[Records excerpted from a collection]
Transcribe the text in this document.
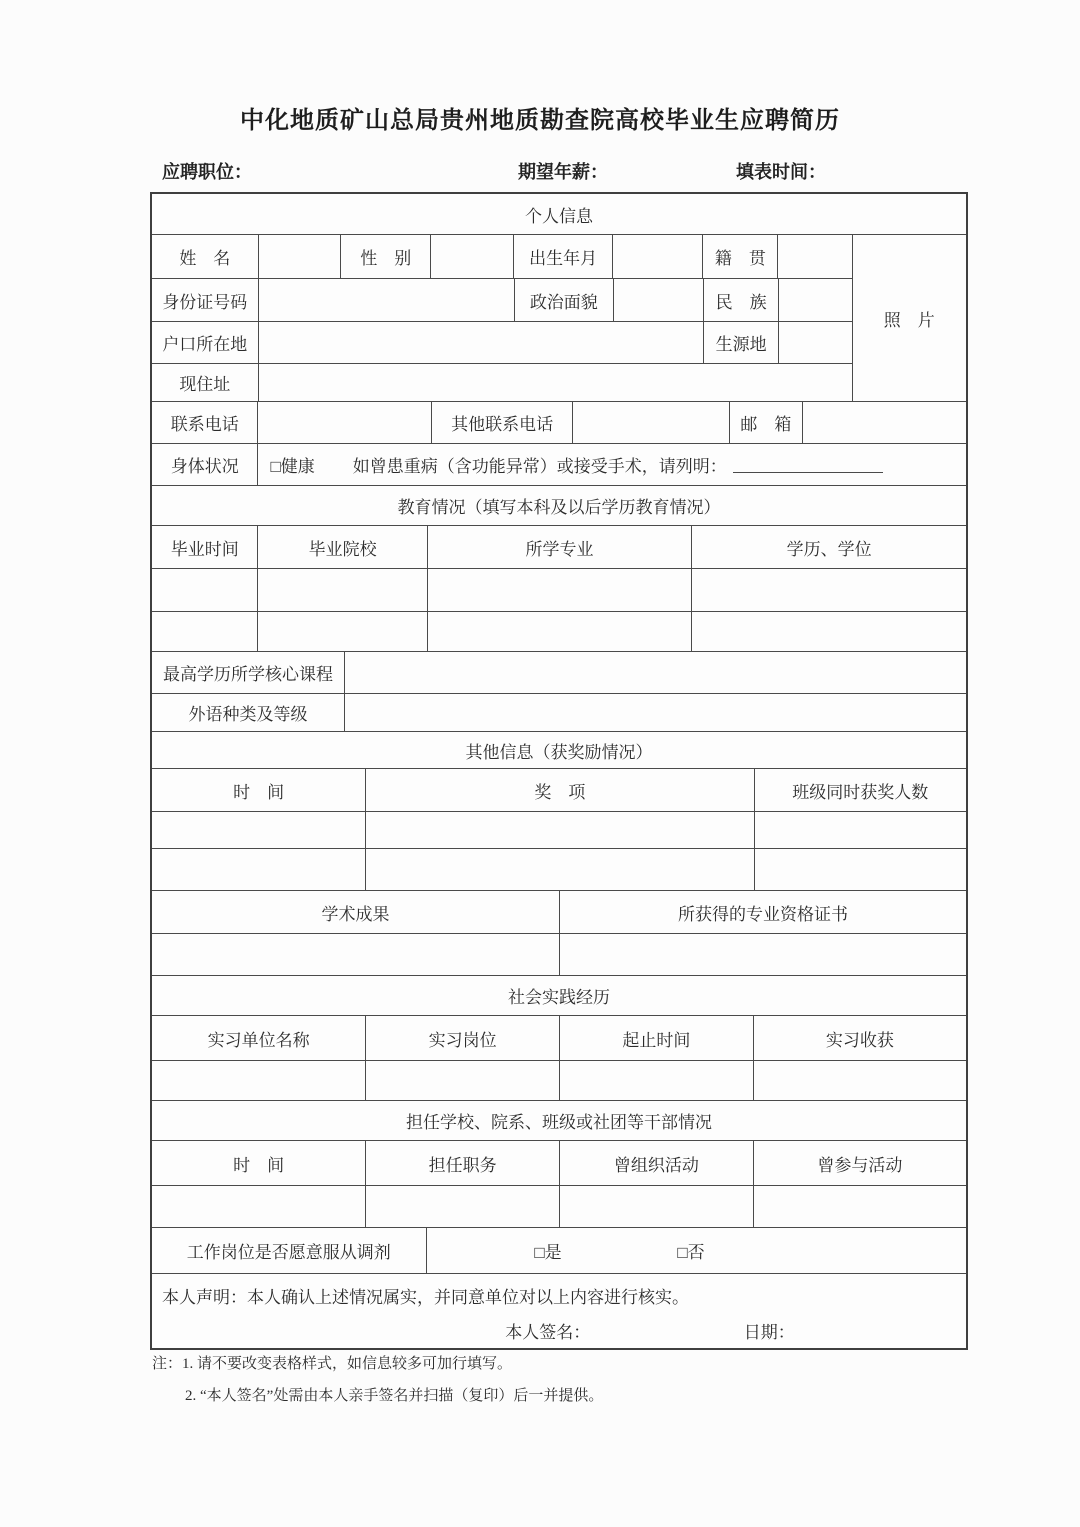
中化地质矿山总局贵州地质勘查院高校毕业生应聘简历
应聘职位：	期望年薪：	填表时间：
个人信息
姓　名	性　别	出生年月	籍　贯
身份证号码	政治面貌	民　族
户口所在地	生源地
现住址
照　片
联系电话	其他联系电话	邮　箱
身体状况	□健康 如曾患重病（含功能异常）或接受手术，请列明：
教育情况（填写本科及以后学历教育情况）
毕业时间	毕业院校	所学专业	学历、学位
最高学历所学核心课程
外语种类及等级
其他信息（获奖励情况）
时　间	奖　项	班级同时获奖人数
学术成果	所获得的专业资格证书
社会实践经历
实习单位名称	实习岗位	起止时间	实习收获
担任学校、院系、班级或社团等干部情况
时　间	担任职务	曾组织活动	曾参与活动
工作岗位是否愿意服从调剂	□是	□否
本人声明：本人确认上述情况属实，并同意单位对以上内容进行核实。
本人签名：	日期：
注：1. 请不要改变表格样式，如信息较多可加行填写。
2. “本人签名”处需由本人亲手签名并扫描（复印）后一并提供。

▶ **Brief**: Leaving the pictures aside, transcribe the entire listing exactly.

▶ **Output of the task**:
Transcribe the text in this document.
中化地质矿山总局贵州地质勘查院高校毕业生应聘简历
应聘职位：	期望年薪：	填表时间：
个人信息
姓　名	性　别	出生年月	籍　贯
身份证号码	政治面貌	民　族
户口所在地	生源地
现住址
照　片
联系电话	其他联系电话	邮　箱
身体状况	□健康 如曾患重病（含功能异常）或接受手术，请列明：
教育情况（填写本科及以后学历教育情况）
毕业时间	毕业院校	所学专业	学历、学位
最高学历所学核心课程
外语种类及等级
其他信息（获奖励情况）
时　间	奖　项	班级同时获奖人数
学术成果	所获得的专业资格证书
社会实践经历
实习单位名称	实习岗位	起止时间	实习收获
担任学校、院系、班级或社团等干部情况
时　间	担任职务	曾组织活动	曾参与活动
工作岗位是否愿意服从调剂	□是	□否
本人声明：本人确认上述情况属实，并同意单位对以上内容进行核实。
本人签名：	日期：
注：1. 请不要改变表格样式，如信息较多可加行填写。
2. “本人签名”处需由本人亲手签名并扫描（复印）后一并提供。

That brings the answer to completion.